Stored entries
○ ○ ○ ○ ○ ○ ○
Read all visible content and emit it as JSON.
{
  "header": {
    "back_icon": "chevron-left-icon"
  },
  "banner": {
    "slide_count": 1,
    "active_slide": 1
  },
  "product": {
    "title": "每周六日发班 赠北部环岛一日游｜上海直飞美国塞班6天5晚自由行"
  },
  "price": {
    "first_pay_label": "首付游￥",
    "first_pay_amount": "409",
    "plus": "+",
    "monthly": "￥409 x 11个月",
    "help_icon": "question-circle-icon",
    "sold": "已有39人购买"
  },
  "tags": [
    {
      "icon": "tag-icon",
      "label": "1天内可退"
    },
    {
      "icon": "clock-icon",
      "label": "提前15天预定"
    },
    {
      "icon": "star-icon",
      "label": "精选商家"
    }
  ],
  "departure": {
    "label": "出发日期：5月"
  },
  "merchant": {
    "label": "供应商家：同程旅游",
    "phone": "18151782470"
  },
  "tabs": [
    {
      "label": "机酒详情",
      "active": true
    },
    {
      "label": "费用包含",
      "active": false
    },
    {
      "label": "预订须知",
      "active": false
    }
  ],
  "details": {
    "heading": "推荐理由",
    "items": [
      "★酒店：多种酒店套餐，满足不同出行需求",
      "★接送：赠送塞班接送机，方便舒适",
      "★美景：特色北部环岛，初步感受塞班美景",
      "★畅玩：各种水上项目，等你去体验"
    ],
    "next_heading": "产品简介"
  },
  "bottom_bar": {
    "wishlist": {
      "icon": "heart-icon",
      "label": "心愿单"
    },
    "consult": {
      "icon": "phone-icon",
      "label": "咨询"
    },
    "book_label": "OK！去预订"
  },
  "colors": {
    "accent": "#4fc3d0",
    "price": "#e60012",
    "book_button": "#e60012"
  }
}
○ ○ ○ ○ ○ ○ ○
#### Required task:
Go through the listing and copy all of it exactly.

#### Answer to this problem:
Read all visible content and emit it as JSON.
{
  "header": {
    "back_icon": "chevron-left-icon"
  },
  "banner": {
    "slide_count": 1,
    "active_slide": 1
  },
  "product": {
    "title": "每周六日发班 赠北部环岛一日游｜上海直飞美国塞班6天5晚自由行"
  },
  "price": {
    "first_pay_label": "首付游￥",
    "first_pay_amount": "409",
    "plus": "+",
    "monthly": "￥409 x 11个月",
    "help_icon": "question-circle-icon",
    "sold": "已有39人购买"
  },
  "tags": [
    {
      "icon": "tag-icon",
      "label": "1天内可退"
    },
    {
      "icon": "clock-icon",
      "label": "提前15天预定"
    },
    {
      "icon": "star-icon",
      "label": "精选商家"
    }
  ],
  "departure": {
    "label": "出发日期：5月"
  },
  "merchant": {
    "label": "供应商家：同程旅游",
    "phone": "18151782470"
  },
  "tabs": [
    {
      "label": "机酒详情",
      "active": true
    },
    {
      "label": "费用包含",
      "active": false
    },
    {
      "label": "预订须知",
      "active": false
    }
  ],
  "details": {
    "heading": "推荐理由",
    "items": [
      "★酒店：多种酒店套餐，满足不同出行需求",
      "★接送：赠送塞班接送机，方便舒适",
      "★美景：特色北部环岛，初步感受塞班美景",
      "★畅玩：各种水上项目，等你去体验"
    ],
    "next_heading": "产品简介"
  },
  "bottom_bar": {
    "wishlist": {
      "icon": "heart-icon",
      "label": "心愿单"
    },
    "consult": {
      "icon": "phone-icon",
      "label": "咨询"
    },
    "book_label": "OK！去预订"
  },
  "colors": {
    "accent": "#4fc3d0",
    "price": "#e60012",
    "book_button": "#e60012"
  }
}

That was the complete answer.